STORED ROWS
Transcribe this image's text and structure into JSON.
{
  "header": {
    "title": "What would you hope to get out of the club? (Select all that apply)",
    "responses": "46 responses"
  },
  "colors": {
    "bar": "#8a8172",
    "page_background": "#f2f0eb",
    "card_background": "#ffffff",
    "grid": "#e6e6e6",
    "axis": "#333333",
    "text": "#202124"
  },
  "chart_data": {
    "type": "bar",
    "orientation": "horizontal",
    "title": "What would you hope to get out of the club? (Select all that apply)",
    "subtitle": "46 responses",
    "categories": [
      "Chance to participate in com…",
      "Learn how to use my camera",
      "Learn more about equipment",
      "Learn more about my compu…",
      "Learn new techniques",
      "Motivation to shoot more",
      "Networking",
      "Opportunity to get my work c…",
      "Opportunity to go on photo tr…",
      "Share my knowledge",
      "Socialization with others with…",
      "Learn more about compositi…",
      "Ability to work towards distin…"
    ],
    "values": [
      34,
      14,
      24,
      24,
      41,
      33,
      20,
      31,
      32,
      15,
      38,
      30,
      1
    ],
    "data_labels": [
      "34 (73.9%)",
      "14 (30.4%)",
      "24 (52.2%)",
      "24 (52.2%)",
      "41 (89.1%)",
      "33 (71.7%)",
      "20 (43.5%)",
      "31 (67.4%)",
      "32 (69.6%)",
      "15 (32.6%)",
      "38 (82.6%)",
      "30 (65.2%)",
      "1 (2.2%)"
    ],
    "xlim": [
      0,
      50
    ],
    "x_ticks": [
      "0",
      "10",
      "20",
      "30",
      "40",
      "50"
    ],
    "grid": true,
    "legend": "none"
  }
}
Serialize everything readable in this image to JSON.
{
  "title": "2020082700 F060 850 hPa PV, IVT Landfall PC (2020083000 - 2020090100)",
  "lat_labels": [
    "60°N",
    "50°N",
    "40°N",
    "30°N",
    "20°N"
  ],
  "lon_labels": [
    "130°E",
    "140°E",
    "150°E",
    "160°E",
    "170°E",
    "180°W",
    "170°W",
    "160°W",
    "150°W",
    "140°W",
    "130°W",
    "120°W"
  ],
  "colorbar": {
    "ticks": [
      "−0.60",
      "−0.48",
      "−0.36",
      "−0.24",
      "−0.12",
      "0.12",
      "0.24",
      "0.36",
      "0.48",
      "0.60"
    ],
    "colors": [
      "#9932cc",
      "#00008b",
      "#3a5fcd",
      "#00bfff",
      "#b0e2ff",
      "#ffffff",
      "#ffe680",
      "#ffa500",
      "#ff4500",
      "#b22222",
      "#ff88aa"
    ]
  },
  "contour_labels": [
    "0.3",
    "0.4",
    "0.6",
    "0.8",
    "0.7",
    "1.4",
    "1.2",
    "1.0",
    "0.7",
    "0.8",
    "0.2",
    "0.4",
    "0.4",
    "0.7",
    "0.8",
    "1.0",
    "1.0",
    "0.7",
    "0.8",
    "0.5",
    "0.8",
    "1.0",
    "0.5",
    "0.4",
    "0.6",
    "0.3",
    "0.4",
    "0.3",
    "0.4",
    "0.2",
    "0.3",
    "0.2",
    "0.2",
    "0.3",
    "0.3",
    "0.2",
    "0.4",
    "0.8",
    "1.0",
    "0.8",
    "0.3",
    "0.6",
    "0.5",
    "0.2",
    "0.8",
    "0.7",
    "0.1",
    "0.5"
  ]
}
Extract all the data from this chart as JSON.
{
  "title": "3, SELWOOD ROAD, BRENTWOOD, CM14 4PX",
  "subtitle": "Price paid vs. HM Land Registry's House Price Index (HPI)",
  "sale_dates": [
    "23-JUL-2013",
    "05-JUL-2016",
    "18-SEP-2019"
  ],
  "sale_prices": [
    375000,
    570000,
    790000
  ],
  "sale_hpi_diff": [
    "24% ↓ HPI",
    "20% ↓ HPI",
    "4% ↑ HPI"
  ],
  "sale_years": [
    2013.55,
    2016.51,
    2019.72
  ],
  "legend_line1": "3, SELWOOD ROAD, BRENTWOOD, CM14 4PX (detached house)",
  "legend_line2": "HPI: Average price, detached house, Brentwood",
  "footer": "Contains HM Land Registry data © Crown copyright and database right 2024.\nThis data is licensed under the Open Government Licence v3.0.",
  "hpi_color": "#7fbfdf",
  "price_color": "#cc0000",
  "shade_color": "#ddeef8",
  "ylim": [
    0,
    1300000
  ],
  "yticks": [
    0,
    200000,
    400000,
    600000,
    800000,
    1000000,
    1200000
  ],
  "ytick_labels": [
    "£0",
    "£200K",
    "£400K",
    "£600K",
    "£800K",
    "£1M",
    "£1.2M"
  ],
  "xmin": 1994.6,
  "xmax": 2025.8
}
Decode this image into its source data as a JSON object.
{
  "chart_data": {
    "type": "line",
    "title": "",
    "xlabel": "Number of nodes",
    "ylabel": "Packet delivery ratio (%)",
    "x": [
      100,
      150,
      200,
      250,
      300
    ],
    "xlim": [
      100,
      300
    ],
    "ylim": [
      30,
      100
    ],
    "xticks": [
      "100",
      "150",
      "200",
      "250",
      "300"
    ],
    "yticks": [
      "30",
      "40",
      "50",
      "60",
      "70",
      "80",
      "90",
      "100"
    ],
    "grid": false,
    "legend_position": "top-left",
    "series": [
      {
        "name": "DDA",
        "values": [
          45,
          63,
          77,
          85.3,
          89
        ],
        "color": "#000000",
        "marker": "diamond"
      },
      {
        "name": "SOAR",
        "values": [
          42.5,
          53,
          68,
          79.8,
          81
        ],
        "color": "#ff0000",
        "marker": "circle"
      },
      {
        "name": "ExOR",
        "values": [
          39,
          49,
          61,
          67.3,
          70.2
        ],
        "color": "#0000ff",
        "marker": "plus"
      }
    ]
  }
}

TO BE DONE
Write out the full set of records exactly as given.

SOLUTION FOR THIS TASK
Transcribe this image's text and structure into JSON.
{
  "header": {
    "title": "What would you hope to get out of the club? (Select all that apply)",
    "responses": "46 responses"
  },
  "colors": {
    "bar": "#8a8172",
    "page_background": "#f2f0eb",
    "card_background": "#ffffff",
    "grid": "#e6e6e6",
    "axis": "#333333",
    "text": "#202124"
  },
  "chart_data": {
    "type": "bar",
    "orientation": "horizontal",
    "title": "What would you hope to get out of the club? (Select all that apply)",
    "subtitle": "46 responses",
    "categories": [
      "Chance to participate in com…",
      "Learn how to use my camera",
      "Learn more about equipment",
      "Learn more about my compu…",
      "Learn new techniques",
      "Motivation to shoot more",
      "Networking",
      "Opportunity to get my work c…",
      "Opportunity to go on photo tr…",
      "Share my knowledge",
      "Socialization with others with…",
      "Learn more about compositi…",
      "Ability to work towards distin…"
    ],
    "values": [
      34,
      14,
      24,
      24,
      41,
      33,
      20,
      31,
      32,
      15,
      38,
      30,
      1
    ],
    "data_labels": [
      "34 (73.9%)",
      "14 (30.4%)",
      "24 (52.2%)",
      "24 (52.2%)",
      "41 (89.1%)",
      "33 (71.7%)",
      "20 (43.5%)",
      "31 (67.4%)",
      "32 (69.6%)",
      "15 (32.6%)",
      "38 (82.6%)",
      "30 (65.2%)",
      "1 (2.2%)"
    ],
    "xlim": [
      0,
      50
    ],
    "x_ticks": [
      "0",
      "10",
      "20",
      "30",
      "40",
      "50"
    ],
    "grid": true,
    "legend": "none"
  }
}
Serialize everything readable in this image to JSON.
{
  "title": "2020082700 F060 850 hPa PV, IVT Landfall PC (2020083000 - 2020090100)",
  "lat_labels": [
    "60°N",
    "50°N",
    "40°N",
    "30°N",
    "20°N"
  ],
  "lon_labels": [
    "130°E",
    "140°E",
    "150°E",
    "160°E",
    "170°E",
    "180°W",
    "170°W",
    "160°W",
    "150°W",
    "140°W",
    "130°W",
    "120°W"
  ],
  "colorbar": {
    "ticks": [
      "−0.60",
      "−0.48",
      "−0.36",
      "−0.24",
      "−0.12",
      "0.12",
      "0.24",
      "0.36",
      "0.48",
      "0.60"
    ],
    "colors": [
      "#9932cc",
      "#00008b",
      "#3a5fcd",
      "#00bfff",
      "#b0e2ff",
      "#ffffff",
      "#ffe680",
      "#ffa500",
      "#ff4500",
      "#b22222",
      "#ff88aa"
    ]
  },
  "contour_labels": [
    "0.3",
    "0.4",
    "0.6",
    "0.8",
    "0.7",
    "1.4",
    "1.2",
    "1.0",
    "0.7",
    "0.8",
    "0.2",
    "0.4",
    "0.4",
    "0.7",
    "0.8",
    "1.0",
    "1.0",
    "0.7",
    "0.8",
    "0.5",
    "0.8",
    "1.0",
    "0.5",
    "0.4",
    "0.6",
    "0.3",
    "0.4",
    "0.3",
    "0.4",
    "0.2",
    "0.3",
    "0.2",
    "0.2",
    "0.3",
    "0.3",
    "0.2",
    "0.4",
    "0.8",
    "1.0",
    "0.8",
    "0.3",
    "0.6",
    "0.5",
    "0.2",
    "0.8",
    "0.7",
    "0.1",
    "0.5"
  ]
}
Extract all the data from this chart as JSON.
{
  "title": "3, SELWOOD ROAD, BRENTWOOD, CM14 4PX",
  "subtitle": "Price paid vs. HM Land Registry's House Price Index (HPI)",
  "sale_dates": [
    "23-JUL-2013",
    "05-JUL-2016",
    "18-SEP-2019"
  ],
  "sale_prices": [
    375000,
    570000,
    790000
  ],
  "sale_hpi_diff": [
    "24% ↓ HPI",
    "20% ↓ HPI",
    "4% ↑ HPI"
  ],
  "sale_years": [
    2013.55,
    2016.51,
    2019.72
  ],
  "legend_line1": "3, SELWOOD ROAD, BRENTWOOD, CM14 4PX (detached house)",
  "legend_line2": "HPI: Average price, detached house, Brentwood",
  "footer": "Contains HM Land Registry data © Crown copyright and database right 2024.\nThis data is licensed under the Open Government Licence v3.0.",
  "hpi_color": "#7fbfdf",
  "price_color": "#cc0000",
  "shade_color": "#ddeef8",
  "ylim": [
    0,
    1300000
  ],
  "yticks": [
    0,
    200000,
    400000,
    600000,
    800000,
    1000000,
    1200000
  ],
  "ytick_labels": [
    "£0",
    "£200K",
    "£400K",
    "£600K",
    "£800K",
    "£1M",
    "£1.2M"
  ],
  "xmin": 1994.6,
  "xmax": 2025.8
}
Decode this image into its source data as a JSON object.
{
  "chart_data": {
    "type": "line",
    "title": "",
    "xlabel": "Number of nodes",
    "ylabel": "Packet delivery ratio (%)",
    "x": [
      100,
      150,
      200,
      250,
      300
    ],
    "xlim": [
      100,
      300
    ],
    "ylim": [
      30,
      100
    ],
    "xticks": [
      "100",
      "150",
      "200",
      "250",
      "300"
    ],
    "yticks": [
      "30",
      "40",
      "50",
      "60",
      "70",
      "80",
      "90",
      "100"
    ],
    "grid": false,
    "legend_position": "top-left",
    "series": [
      {
        "name": "DDA",
        "values": [
          45,
          63,
          77,
          85.3,
          89
        ],
        "color": "#000000",
        "marker": "diamond"
      },
      {
        "name": "SOAR",
        "values": [
          42.5,
          53,
          68,
          79.8,
          81
        ],
        "color": "#ff0000",
        "marker": "circle"
      },
      {
        "name": "ExOR",
        "values": [
          39,
          49,
          61,
          67.3,
          70.2
        ],
        "color": "#0000ff",
        "marker": "plus"
      }
    ]
  }
}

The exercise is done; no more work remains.